Direction: Write out, word for word, every line from the one containing "Convert this document image to plain text." through the last line of the records below, both ends included.
## begin Excerpted data
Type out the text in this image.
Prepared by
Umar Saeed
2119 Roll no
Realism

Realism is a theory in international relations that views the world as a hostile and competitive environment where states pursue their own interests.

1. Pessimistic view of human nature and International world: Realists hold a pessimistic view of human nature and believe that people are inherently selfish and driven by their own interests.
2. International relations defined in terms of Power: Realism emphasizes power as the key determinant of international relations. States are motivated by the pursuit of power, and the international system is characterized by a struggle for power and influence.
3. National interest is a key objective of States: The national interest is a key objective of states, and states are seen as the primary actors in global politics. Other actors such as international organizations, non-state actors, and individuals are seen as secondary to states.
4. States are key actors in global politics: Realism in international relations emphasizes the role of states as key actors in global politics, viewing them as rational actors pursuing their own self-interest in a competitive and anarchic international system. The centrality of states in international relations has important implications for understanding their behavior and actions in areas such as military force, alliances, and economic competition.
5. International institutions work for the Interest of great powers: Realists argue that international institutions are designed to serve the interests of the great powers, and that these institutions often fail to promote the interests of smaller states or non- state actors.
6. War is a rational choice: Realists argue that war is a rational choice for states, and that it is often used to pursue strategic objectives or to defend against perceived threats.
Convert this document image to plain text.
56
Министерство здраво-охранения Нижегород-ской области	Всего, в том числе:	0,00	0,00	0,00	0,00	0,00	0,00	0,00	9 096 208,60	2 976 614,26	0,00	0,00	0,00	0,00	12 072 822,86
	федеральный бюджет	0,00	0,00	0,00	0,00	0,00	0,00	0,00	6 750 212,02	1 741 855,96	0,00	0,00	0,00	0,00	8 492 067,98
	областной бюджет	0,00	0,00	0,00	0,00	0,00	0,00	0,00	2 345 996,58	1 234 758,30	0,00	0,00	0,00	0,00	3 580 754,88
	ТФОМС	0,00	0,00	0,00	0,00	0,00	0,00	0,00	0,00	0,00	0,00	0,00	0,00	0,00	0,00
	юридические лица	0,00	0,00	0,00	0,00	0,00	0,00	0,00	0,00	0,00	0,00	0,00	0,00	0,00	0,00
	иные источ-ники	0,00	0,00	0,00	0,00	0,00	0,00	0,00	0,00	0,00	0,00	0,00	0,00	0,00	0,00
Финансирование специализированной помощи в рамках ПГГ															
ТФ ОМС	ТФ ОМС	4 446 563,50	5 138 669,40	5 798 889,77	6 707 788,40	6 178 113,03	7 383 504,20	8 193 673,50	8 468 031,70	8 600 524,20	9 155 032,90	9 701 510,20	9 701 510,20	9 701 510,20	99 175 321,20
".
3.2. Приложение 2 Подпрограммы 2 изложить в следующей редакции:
## end Excerpted data
Expected answer:
Convert this document image to plain text.
56
Министерство здраво-охранения Нижегород-ской области	Всего, в том числе:	0,00	0,00	0,00	0,00	0,00	0,00	0,00	9 096 208,60	2 976 614,26	0,00	0,00	0,00	0,00	12 072 822,86
	федеральный бюджет	0,00	0,00	0,00	0,00	0,00	0,00	0,00	6 750 212,02	1 741 855,96	0,00	0,00	0,00	0,00	8 492 067,98
	областной бюджет	0,00	0,00	0,00	0,00	0,00	0,00	0,00	2 345 996,58	1 234 758,30	0,00	0,00	0,00	0,00	3 580 754,88
	ТФОМС	0,00	0,00	0,00	0,00	0,00	0,00	0,00	0,00	0,00	0,00	0,00	0,00	0,00	0,00
	юридические лица	0,00	0,00	0,00	0,00	0,00	0,00	0,00	0,00	0,00	0,00	0,00	0,00	0,00	0,00
	иные источ-ники	0,00	0,00	0,00	0,00	0,00	0,00	0,00	0,00	0,00	0,00	0,00	0,00	0,00	0,00
Финансирование специализированной помощи в рамках ПГГ															
ТФ ОМС	ТФ ОМС	4 446 563,50	5 138 669,40	5 798 889,77	6 707 788,40	6 178 113,03	7 383 504,20	8 193 673,50	8 468 031,70	8 600 524,20	9 155 032,90	9 701 510,20	9 701 510,20	9 701 510,20	99 175 321,20
".
3.2. Приложение 2 Подпрограммы 2 изложить в следующей редакции:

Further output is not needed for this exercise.